## AIM
Pick out every line in the data below that holds "ffffff".

▽

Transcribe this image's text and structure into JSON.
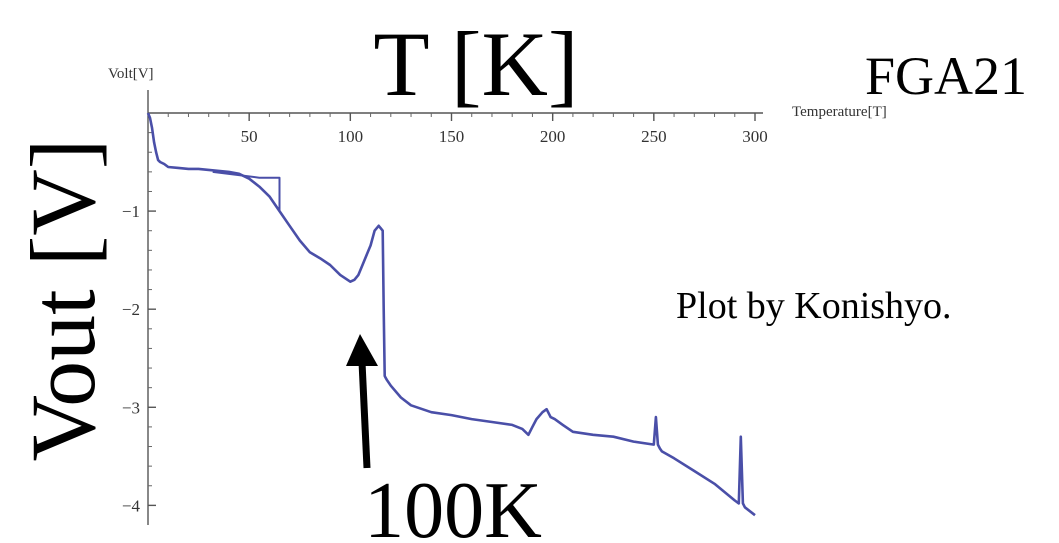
{
  "annotations": {
    "top_label": "T [K]",
    "left_label": "Vout [V]",
    "sample_name": "FGA21",
    "credit": "Plot by Konishyo.",
    "arrow_label": "100K"
  },
  "chart_data": {
    "type": "line",
    "ylabel": "Volt[V]",
    "xlabel": "Temperature[T]",
    "xlim": [
      0,
      300
    ],
    "ylim": [
      -4.2,
      0
    ],
    "x_ticks": [
      50,
      100,
      150,
      200,
      250,
      300
    ],
    "y_ticks": [
      -1,
      -2,
      -3,
      -4
    ],
    "grid": false,
    "line_color": "#4a4fa8",
    "series": [
      {
        "x": [
          0,
          1,
          2,
          3,
          4,
          5,
          6,
          8,
          10,
          15,
          20,
          25,
          30,
          40,
          45,
          50,
          55,
          60,
          65,
          70,
          75,
          80,
          85,
          90,
          95,
          100,
          102,
          104,
          106,
          108,
          110,
          112,
          114,
          116,
          116.5,
          117,
          117.5,
          118,
          120,
          125,
          130,
          140,
          150,
          160,
          170,
          180,
          185,
          188,
          190,
          192,
          195,
          197,
          199,
          201,
          205,
          210,
          220,
          230,
          240,
          250,
          251,
          252,
          253,
          254,
          260,
          270,
          280,
          290,
          292,
          293,
          294,
          295,
          300
        ],
        "y": [
          0,
          -0.05,
          -0.15,
          -0.3,
          -0.4,
          -0.48,
          -0.5,
          -0.52,
          -0.55,
          -0.56,
          -0.57,
          -0.57,
          -0.58,
          -0.6,
          -0.62,
          -0.67,
          -0.75,
          -0.85,
          -1.0,
          -1.15,
          -1.3,
          -1.42,
          -1.48,
          -1.55,
          -1.65,
          -1.72,
          -1.7,
          -1.65,
          -1.55,
          -1.45,
          -1.35,
          -1.2,
          -1.15,
          -1.2,
          -2.0,
          -2.68,
          -2.7,
          -2.72,
          -2.78,
          -2.9,
          -2.98,
          -3.05,
          -3.08,
          -3.12,
          -3.15,
          -3.18,
          -3.22,
          -3.28,
          -3.2,
          -3.12,
          -3.05,
          -3.02,
          -3.1,
          -3.12,
          -3.18,
          -3.25,
          -3.28,
          -3.3,
          -3.35,
          -3.38,
          -3.1,
          -3.38,
          -3.42,
          -3.45,
          -3.52,
          -3.65,
          -3.78,
          -3.95,
          -3.98,
          -3.3,
          -3.98,
          -4.02,
          -4.1
        ]
      },
      {
        "x": [
          32,
          55,
          65,
          65
        ],
        "y": [
          -0.6,
          -0.66,
          -0.66,
          -1.0
        ]
      }
    ]
  }
}
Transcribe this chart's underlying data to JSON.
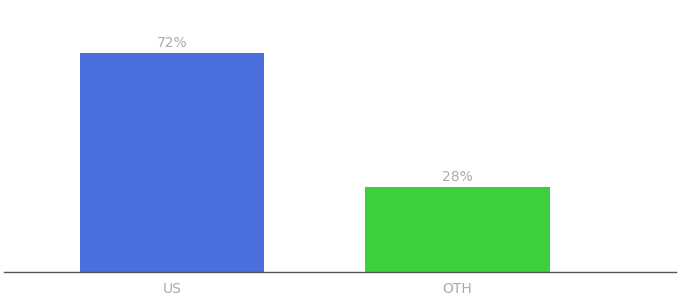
{
  "categories": [
    "US",
    "OTH"
  ],
  "values": [
    72,
    28
  ],
  "bar_colors": [
    "#4a6edb",
    "#3ecf3e"
  ],
  "label_texts": [
    "72%",
    "28%"
  ],
  "background_color": "#ffffff",
  "text_color": "#aaaaaa",
  "label_fontsize": 10,
  "tick_fontsize": 10,
  "ylim": [
    0,
    88
  ],
  "bar_width": 0.22,
  "figsize": [
    6.8,
    3.0
  ],
  "dpi": 100,
  "positions": [
    0.28,
    0.62
  ]
}
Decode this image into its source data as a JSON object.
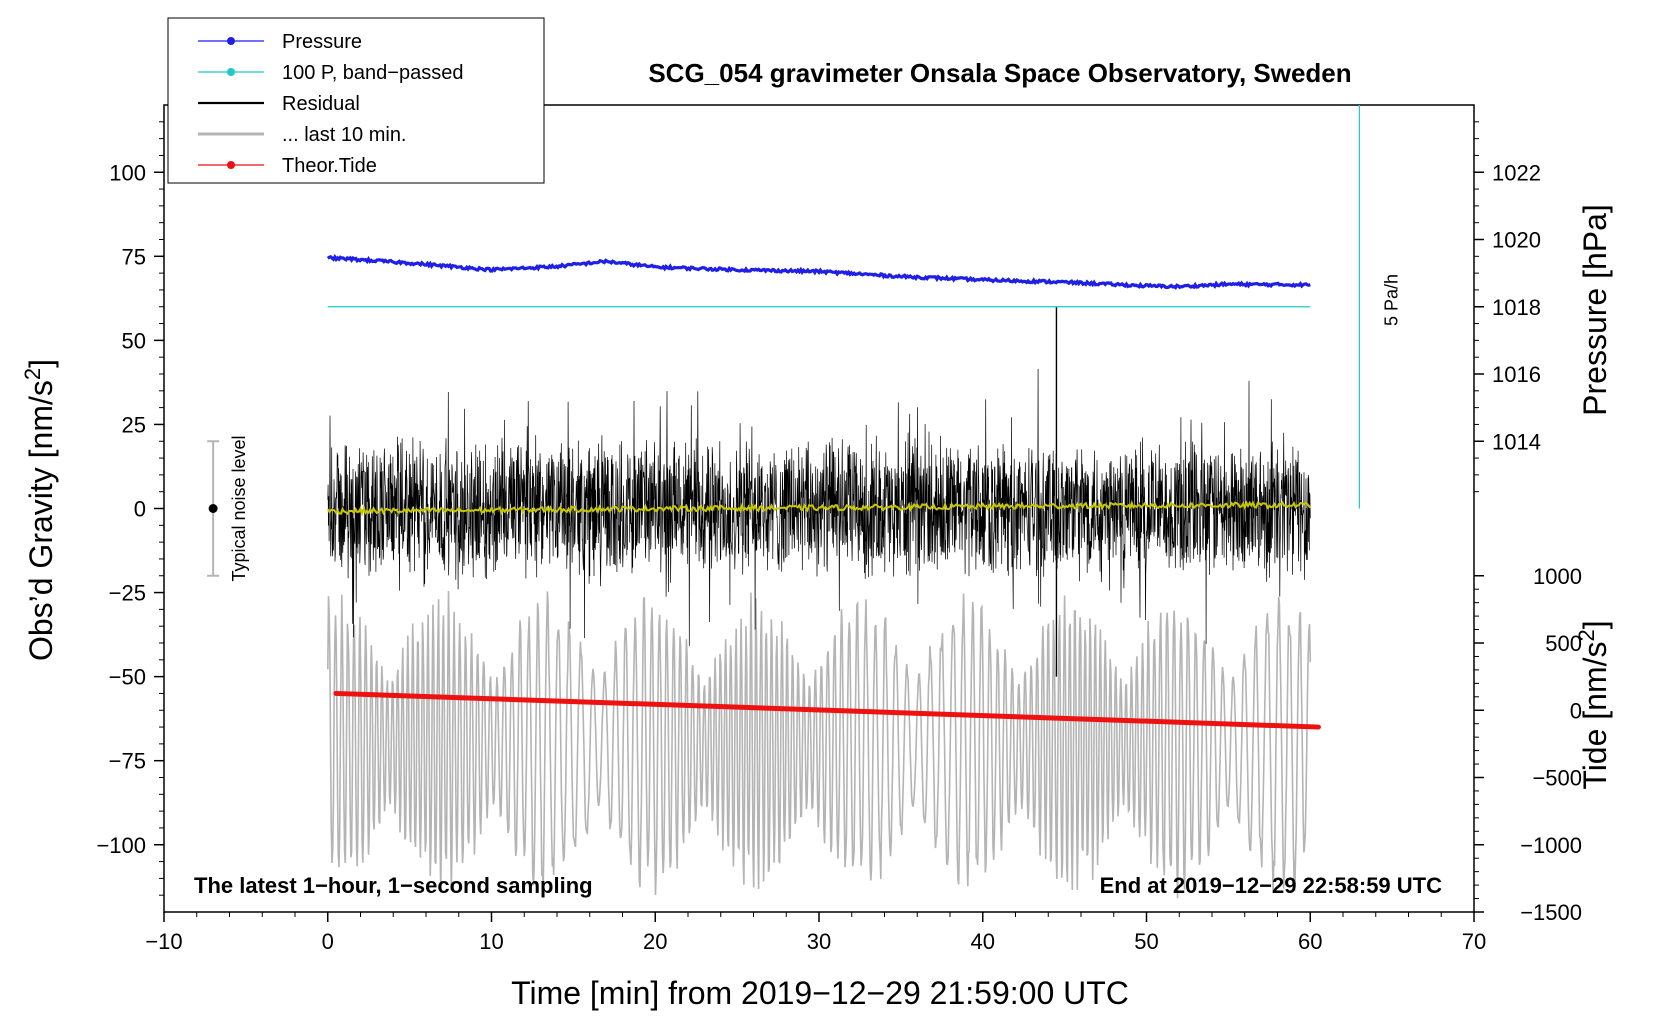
{
  "chart_data": {
    "type": "line",
    "title": "SCG_054 gravimeter Onsala Space Observatory, Sweden",
    "xlabel": "Time [min] from 2019−12−29 21:59:00 UTC",
    "ylabel_left_main": "Obs’d Gravity [nm/s",
    "ylabel_left_sup": "2",
    "ylabel_left_end": "]",
    "ylabel_right_pressure": "Pressure [hPa]",
    "ylabel_right_tide_main": "Tide [nm/s",
    "ylabel_right_tide_sup": "2",
    "ylabel_right_tide_end": "]",
    "xlim": [
      -10,
      70
    ],
    "ylim": [
      -120,
      120
    ],
    "x_ticks": [
      -10,
      0,
      10,
      20,
      30,
      40,
      50,
      60,
      70
    ],
    "x_tick_labels": [
      "−10",
      "0",
      "10",
      "20",
      "30",
      "40",
      "50",
      "60",
      "70"
    ],
    "y_ticks": [
      100,
      75,
      50,
      25,
      0,
      -25,
      -50,
      -75,
      -100
    ],
    "y_tick_labels": [
      "100",
      "75",
      "50",
      "25",
      "0",
      "−25",
      "−50",
      "−75",
      "−100"
    ],
    "pressure_axis": {
      "ticks": [
        1022,
        1020,
        1018,
        1016,
        1014
      ],
      "tick_labels": [
        "1022",
        "1020",
        "1018",
        "1016",
        "1014"
      ],
      "gravity_at_1018": 60,
      "gravity_per_hpa": 10
    },
    "tide_axis": {
      "ticks": [
        1000,
        500,
        0,
        -500,
        -1000,
        -1500
      ],
      "tick_labels": [
        "1000",
        "500",
        "0",
        "−500",
        "−1000",
        "−1500"
      ],
      "gravity_at_0": -60,
      "gravity_per_unit": 0.04
    },
    "legend": {
      "position": "top-left",
      "entries": [
        {
          "label": "Pressure",
          "color": "#1f1fe8",
          "marker": true
        },
        {
          "label": "100 P, band−passed",
          "color": "#20c8c8",
          "marker": true
        },
        {
          "label": "Residual",
          "color": "#000000",
          "marker": false
        },
        {
          "label": "... last 10 min.",
          "color": "#b4b4b4",
          "marker": false
        },
        {
          "label": "Theor.Tide",
          "color": "#ee1111",
          "marker": true
        }
      ]
    },
    "series": [
      {
        "name": "Pressure",
        "color": "#1f1fe8",
        "x": [
          0,
          1,
          5,
          10,
          14,
          17,
          20,
          25,
          30,
          35,
          40,
          45,
          50,
          52,
          55,
          60
        ],
        "y": [
          74.5,
          74.3,
          73.0,
          71.0,
          72.0,
          73.5,
          71.8,
          71.0,
          70.5,
          69.0,
          68.0,
          67.3,
          66.2,
          66.0,
          66.7,
          66.5
        ]
      },
      {
        "name": "100 P, band−passed",
        "color": "#20c8c8",
        "x": [
          0,
          60
        ],
        "y": [
          60,
          60
        ]
      },
      {
        "name": "Residual",
        "color": "#000000",
        "x_range": [
          0,
          60
        ],
        "amplitude_typical": 20,
        "amplitude_max": 45,
        "spikes": [
          {
            "x": 44.5,
            "y": 60
          },
          {
            "x": 44.5,
            "y": -50
          }
        ]
      },
      {
        "name": "Residual mean",
        "color": "#c8c800",
        "x": [
          0,
          10,
          20,
          30,
          40,
          50,
          60
        ],
        "y": [
          -0.8,
          -0.5,
          0.0,
          0.2,
          0.6,
          0.9,
          1.0
        ]
      },
      {
        "name": "... last 10 min.",
        "color": "#b4b4b4",
        "x_range": [
          0,
          60
        ],
        "center": -70,
        "amplitude": 40
      },
      {
        "name": "Theor.Tide",
        "color": "#ee1111",
        "x": [
          0.5,
          60.5
        ],
        "y": [
          -55,
          -65
        ]
      }
    ],
    "cyan_scale_bar": {
      "x": 63,
      "y_top": 120,
      "y_bottom": 0,
      "label": "5 Pa/h"
    },
    "noise_bar": {
      "x": -7,
      "y_center": 0,
      "y_top": 20,
      "y_bottom": -20,
      "label": "Typical noise level"
    },
    "annotations": {
      "bottom_left": "The latest 1−hour, 1−second sampling",
      "bottom_right": "End at 2019−12−29 22:58:59 UTC"
    }
  }
}
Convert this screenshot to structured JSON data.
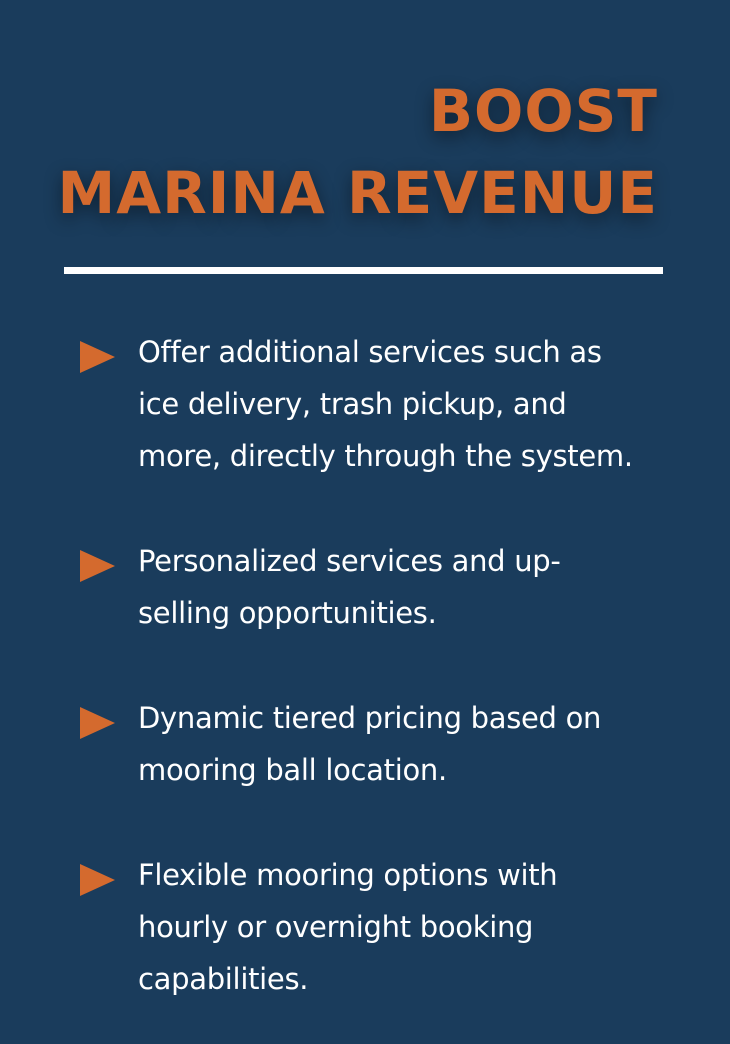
{
  "title": {
    "line1": "BOOST",
    "line2": "MARINA REVENUE"
  },
  "colors": {
    "background": "#1a3c5c",
    "accent": "#d46a2e",
    "text": "#ffffff"
  },
  "items": [
    {
      "icon": "triangle-right-icon",
      "lines": [
        "Offer additional services such as",
        "ice delivery, trash pickup, and",
        "more, directly through the system."
      ]
    },
    {
      "icon": "triangle-right-icon",
      "lines": [
        "Personalized services and up-",
        "selling opportunities."
      ]
    },
    {
      "icon": "triangle-right-icon",
      "lines": [
        "Dynamic tiered pricing based on",
        "mooring ball location."
      ]
    },
    {
      "icon": "triangle-right-icon",
      "lines": [
        "Flexible mooring options with",
        "hourly or overnight booking",
        "capabilities."
      ]
    }
  ]
}
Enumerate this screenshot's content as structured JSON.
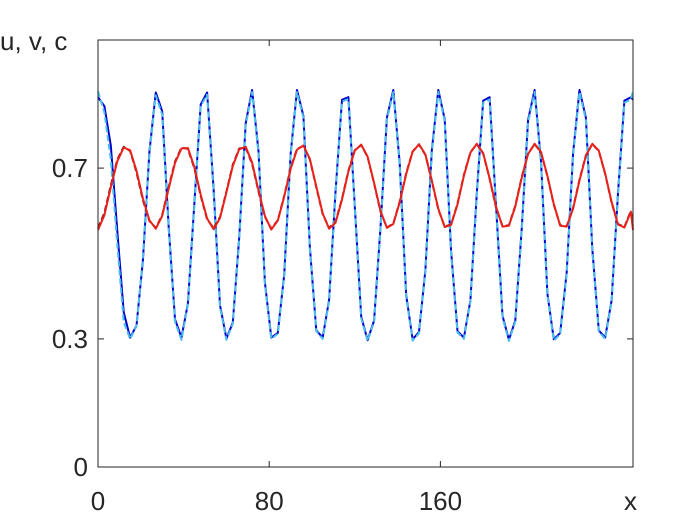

△

## THE SOLUTION
  "background_color": "#ffffff",
    "text": "#ffffff"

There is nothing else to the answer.